A run of records:
((

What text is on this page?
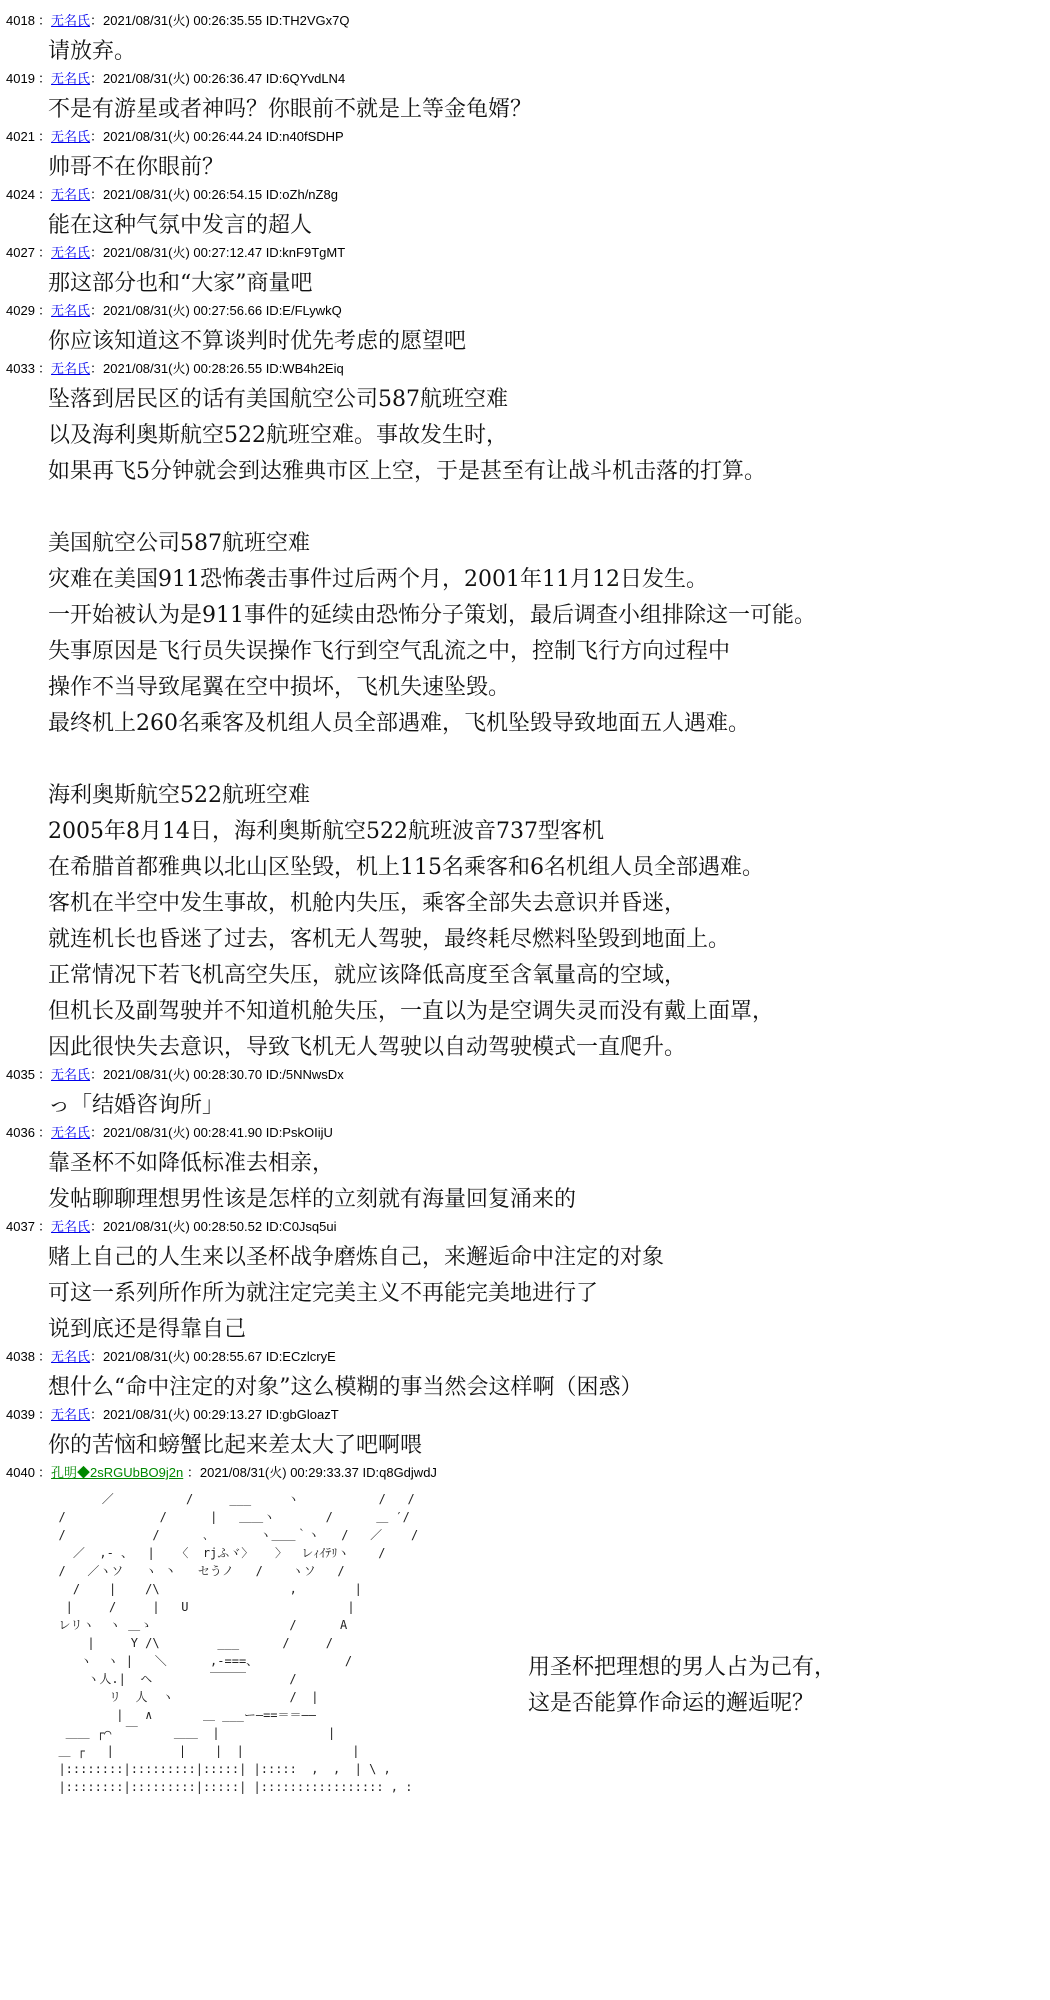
4018 ：无名氏：2021/08/31(火) 00:26:35.55 ID:TH2VGx7Q
请放弃。
4019 ：无名氏：2021/08/31(火) 00:26:36.47 ID:6QYvdLN4
不是有游星或者神吗？你眼前不就是上等金龟婿？
4021 ：无名氏：2021/08/31(火) 00:26:44.24 ID:n40fSDHP
帅哥不在你眼前？
4024 ：无名氏：2021/08/31(火) 00:26:54.15 ID:oZh/nZ8g
能在这种气氛中发言的超人
4027 ：无名氏：2021/08/31(火) 00:27:12.47 ID:knF9TgMT
那这部分也和“大家”商量吧
4029 ：无名氏：2021/08/31(火) 00:27:56.66 ID:E/FLywkQ
你应该知道这不算谈判时优先考虑的愿望吧
4033 ：无名氏：2021/08/31(火) 00:28:26.55 ID:WB4h2Eiq
坠落到居民区的话有美国航空公司587航班空难
以及海利奥斯航空522航班空难。事故发生时，
如果再飞5分钟就会到达雅典市区上空，于是甚至有让战斗机击落的打算。
美国航空公司587航班空难
灾难在美国911恐怖袭击事件过后两个月，2001年11月12日发生。
一开始被认为是911事件的延续由恐怖分子策划，最后调查小组排除这一可能。
失事原因是飞行员失误操作飞行到空气乱流之中，控制飞行方向过程中
操作不当导致尾翼在空中损坏，飞机失速坠毁。
最终机上260名乘客及机组人员全部遇难，飞机坠毁导致地面五人遇难。
海利奥斯航空522航班空难
2005年8月14日，海利奥斯航空522航班波音737型客机
在希腊首都雅典以北山区坠毁，机上115名乘客和6名机组人员全部遇难。
客机在半空中发生事故，机舱内失压，乘客全部失去意识并昏迷，
就连机长也昏迷了过去，客机无人驾驶，最终耗尽燃料坠毁到地面上。
正常情况下若飞机高空失压，就应该降低高度至含氧量高的空域，
但机长及副驾驶并不知道机舱失压，一直以为是空调失灵而没有戴上面罩，
因此很快失去意识，导致飞机无人驾驶以自动驾驶模式一直爬升。
4035 ：无名氏：2021/08/31(火) 00:28:30.70 ID:/5NNwsDx
っ「结婚咨询所」
4036 ：无名氏：2021/08/31(火) 00:28:41.90 ID:PskOIijU
靠圣杯不如降低标准去相亲，
发帖聊聊理想男性该是怎样的立刻就有海量回复涌来的
4037 ：无名氏：2021/08/31(火) 00:28:50.52 ID:C0Jsq5ui
赌上自己的人生来以圣杯战争磨炼自己，来邂逅命中注定的对象
可这一系列所作所为就注定完美主义不再能完美地进行了
说到底还是得靠自己
4038 ：无名氏：2021/08/31(火) 00:28:55.67 ID:ECzlcryE
想什么“命中注定的对象”这么模糊的事当然会这样啊（困惑）
4039 ：无名氏：2021/08/31(火) 00:29:13.27 ID:gbGloazT
你的苦恼和螃蟹比起来差太大了吧啊喂
4040 ：孔明◆2sRGUbBO9j2n ：2021/08/31(火) 00:29:33.37 ID:q8GdjwdJ
／          /     ___     ヽ           /   /
/             /      |   ＿＿ヽ       /      ＿ ′/
/            /      ､       ヽ＿＿｀ヽ   /   ／    /
／  ,- 、  |   〈  rjふヾ〉   〉  レｨｲﾃﾘヽ    /
/   ／ヽソ   ヽ 丶   セうノ   /    ヽソ   /
/    |    /\                  ,        |
|     /     |   U                      |
レリヽ  ヽ ＿ゝ                   /      A
|     Y /\        ___      /     /
ヽ  ヽ |   ＼      ,-===、            /
ヽ人.|  ヘ        ￣￣￣      /
リ  人  ヽ                /  |
|   ∧       ＿ ___ー―==＝＝――
＿＿ ┌⌒  ￣     ＿＿  |               |
＿ ┌   |         |    |  |               |
|::::::::|:::::::::|:::::| |:::::  ,  ,  | \ ,
|::::::::|:::::::::|:::::| |::::::::::::::::: , :
用圣杯把理想的男人占为己有，
这是否能算作命运的邂逅呢？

))

WRITTEN REQUEST: Pictures are not part of the copy; output everything else in the records exactly.

OUTPUT BELOW:
What text is on this page?
4018 ：无名氏：2021/08/31(火) 00:26:35.55 ID:TH2VGx7Q
请放弃。
4019 ：无名氏：2021/08/31(火) 00:26:36.47 ID:6QYvdLN4
不是有游星或者神吗？你眼前不就是上等金龟婿？
4021 ：无名氏：2021/08/31(火) 00:26:44.24 ID:n40fSDHP
帅哥不在你眼前？
4024 ：无名氏：2021/08/31(火) 00:26:54.15 ID:oZh/nZ8g
能在这种气氛中发言的超人
4027 ：无名氏：2021/08/31(火) 00:27:12.47 ID:knF9TgMT
那这部分也和“大家”商量吧
4029 ：无名氏：2021/08/31(火) 00:27:56.66 ID:E/FLywkQ
你应该知道这不算谈判时优先考虑的愿望吧
4033 ：无名氏：2021/08/31(火) 00:28:26.55 ID:WB4h2Eiq
坠落到居民区的话有美国航空公司587航班空难
以及海利奥斯航空522航班空难。事故发生时，
如果再飞5分钟就会到达雅典市区上空，于是甚至有让战斗机击落的打算。
美国航空公司587航班空难
灾难在美国911恐怖袭击事件过后两个月，2001年11月12日发生。
一开始被认为是911事件的延续由恐怖分子策划，最后调查小组排除这一可能。
失事原因是飞行员失误操作飞行到空气乱流之中，控制飞行方向过程中
操作不当导致尾翼在空中损坏，飞机失速坠毁。
最终机上260名乘客及机组人员全部遇难，飞机坠毁导致地面五人遇难。
海利奥斯航空522航班空难
2005年8月14日，海利奥斯航空522航班波音737型客机
在希腊首都雅典以北山区坠毁，机上115名乘客和6名机组人员全部遇难。
客机在半空中发生事故，机舱内失压，乘客全部失去意识并昏迷，
就连机长也昏迷了过去，客机无人驾驶，最终耗尽燃料坠毁到地面上。
正常情况下若飞机高空失压，就应该降低高度至含氧量高的空域，
但机长及副驾驶并不知道机舱失压，一直以为是空调失灵而没有戴上面罩，
因此很快失去意识，导致飞机无人驾驶以自动驾驶模式一直爬升。
4035 ：无名氏：2021/08/31(火) 00:28:30.70 ID:/5NNwsDx
っ「结婚咨询所」
4036 ：无名氏：2021/08/31(火) 00:28:41.90 ID:PskOIijU
靠圣杯不如降低标准去相亲，
发帖聊聊理想男性该是怎样的立刻就有海量回复涌来的
4037 ：无名氏：2021/08/31(火) 00:28:50.52 ID:C0Jsq5ui
赌上自己的人生来以圣杯战争磨炼自己，来邂逅命中注定的对象
可这一系列所作所为就注定完美主义不再能完美地进行了
说到底还是得靠自己
4038 ：无名氏：2021/08/31(火) 00:28:55.67 ID:ECzlcryE
想什么“命中注定的对象”这么模糊的事当然会这样啊（困惑）
4039 ：无名氏：2021/08/31(火) 00:29:13.27 ID:gbGloazT
你的苦恼和螃蟹比起来差太大了吧啊喂
4040 ：孔明◆2sRGUbBO9j2n ：2021/08/31(火) 00:29:33.37 ID:q8GdjwdJ
／          /     ___     ヽ           /   /
/             /      |   ＿＿ヽ       /      ＿ ′/
/            /      ､       ヽ＿＿｀ヽ   /   ／    /
／  ,- 、  |   〈  rjふヾ〉   〉  レｨｲﾃﾘヽ    /
/   ／ヽソ   ヽ 丶   セうノ   /    ヽソ   /
/    |    /\                  ,        |
|     /     |   U                      |
レリヽ  ヽ ＿ゝ                   /      A
|     Y /\        ___      /     /
ヽ  ヽ |   ＼      ,-===、            /
ヽ人.|  ヘ        ￣￣￣      /
リ  人  ヽ                /  |
|   ∧       ＿ ___ー―==＝＝――
＿＿ ┌⌒  ￣     ＿＿  |               |
＿ ┌   |         |    |  |               |
|::::::::|:::::::::|:::::| |:::::  ,  ,  | \ ,
|::::::::|:::::::::|:::::| |::::::::::::::::: , :
用圣杯把理想的男人占为己有，
这是否能算作命运的邂逅呢？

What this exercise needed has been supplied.